WHAT IS ASKED: Retype every entry word for word.

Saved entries
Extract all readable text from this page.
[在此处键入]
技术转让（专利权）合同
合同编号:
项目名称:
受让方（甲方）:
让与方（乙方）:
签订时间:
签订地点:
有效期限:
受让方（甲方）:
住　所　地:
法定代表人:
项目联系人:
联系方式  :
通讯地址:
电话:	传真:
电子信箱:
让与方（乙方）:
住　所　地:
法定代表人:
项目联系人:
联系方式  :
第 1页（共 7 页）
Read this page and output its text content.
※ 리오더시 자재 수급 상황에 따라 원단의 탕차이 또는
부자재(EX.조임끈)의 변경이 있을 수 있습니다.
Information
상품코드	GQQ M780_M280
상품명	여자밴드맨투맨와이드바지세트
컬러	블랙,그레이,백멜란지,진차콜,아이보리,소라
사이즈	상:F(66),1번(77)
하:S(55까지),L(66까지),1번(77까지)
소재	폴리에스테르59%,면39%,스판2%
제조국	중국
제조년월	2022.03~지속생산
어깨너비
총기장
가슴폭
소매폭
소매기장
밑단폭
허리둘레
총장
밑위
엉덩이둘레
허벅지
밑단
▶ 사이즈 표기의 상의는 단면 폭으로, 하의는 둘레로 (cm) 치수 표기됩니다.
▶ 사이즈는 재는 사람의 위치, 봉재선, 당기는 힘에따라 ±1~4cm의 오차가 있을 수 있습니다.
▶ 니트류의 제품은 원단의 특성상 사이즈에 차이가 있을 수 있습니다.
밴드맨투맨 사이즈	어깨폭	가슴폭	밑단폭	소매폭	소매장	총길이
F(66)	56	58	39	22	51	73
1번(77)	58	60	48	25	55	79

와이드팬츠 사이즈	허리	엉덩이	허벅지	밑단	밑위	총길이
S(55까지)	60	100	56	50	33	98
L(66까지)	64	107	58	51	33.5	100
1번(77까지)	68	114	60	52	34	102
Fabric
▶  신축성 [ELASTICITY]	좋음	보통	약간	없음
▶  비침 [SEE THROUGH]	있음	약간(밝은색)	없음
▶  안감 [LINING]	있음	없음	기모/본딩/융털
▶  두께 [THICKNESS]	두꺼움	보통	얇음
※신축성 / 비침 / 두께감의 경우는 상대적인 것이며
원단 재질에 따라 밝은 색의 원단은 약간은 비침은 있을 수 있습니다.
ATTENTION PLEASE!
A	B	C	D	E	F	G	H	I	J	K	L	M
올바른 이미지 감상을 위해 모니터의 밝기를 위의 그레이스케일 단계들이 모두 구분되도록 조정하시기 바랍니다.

THE REPLY:
Extract all readable text from this page.
[在此处键入]
技术转让（专利权）合同
合同编号:
项目名称:
受让方（甲方）:
让与方（乙方）:
签订时间:
签订地点:
有效期限:
受让方（甲方）:
住　所　地:
法定代表人:
项目联系人:
联系方式  :
通讯地址:
电话:	传真:
电子信箱:
让与方（乙方）:
住　所　地:
法定代表人:
项目联系人:
联系方式  :
第 1页（共 7 页）
Read this page and output its text content.
※ 리오더시 자재 수급 상황에 따라 원단의 탕차이 또는
부자재(EX.조임끈)의 변경이 있을 수 있습니다.
Information
상품코드	GQQ M780_M280
상품명	여자밴드맨투맨와이드바지세트
컬러	블랙,그레이,백멜란지,진차콜,아이보리,소라
사이즈	상:F(66),1번(77)
하:S(55까지),L(66까지),1번(77까지)
소재	폴리에스테르59%,면39%,스판2%
제조국	중국
제조년월	2022.03~지속생산
어깨너비
총기장
가슴폭
소매폭
소매기장
밑단폭
허리둘레
총장
밑위
엉덩이둘레
허벅지
밑단
▶ 사이즈 표기의 상의는 단면 폭으로, 하의는 둘레로 (cm) 치수 표기됩니다.
▶ 사이즈는 재는 사람의 위치, 봉재선, 당기는 힘에따라 ±1~4cm의 오차가 있을 수 있습니다.
▶ 니트류의 제품은 원단의 특성상 사이즈에 차이가 있을 수 있습니다.
밴드맨투맨 사이즈	어깨폭	가슴폭	밑단폭	소매폭	소매장	총길이
F(66)	56	58	39	22	51	73
1번(77)	58	60	48	25	55	79

와이드팬츠 사이즈	허리	엉덩이	허벅지	밑단	밑위	총길이
S(55까지)	60	100	56	50	33	98
L(66까지)	64	107	58	51	33.5	100
1번(77까지)	68	114	60	52	34	102
Fabric
▶  신축성 [ELASTICITY]	좋음	보통	약간	없음
▶  비침 [SEE THROUGH]	있음	약간(밝은색)	없음
▶  안감 [LINING]	있음	없음	기모/본딩/융털
▶  두께 [THICKNESS]	두꺼움	보통	얇음
※신축성 / 비침 / 두께감의 경우는 상대적인 것이며
원단 재질에 따라 밝은 색의 원단은 약간은 비침은 있을 수 있습니다.
ATTENTION PLEASE!
A	B	C	D	E	F	G	H	I	J	K	L	M
올바른 이미지 감상을 위해 모니터의 밝기를 위의 그레이스케일 단계들이 모두 구분되도록 조정하시기 바랍니다.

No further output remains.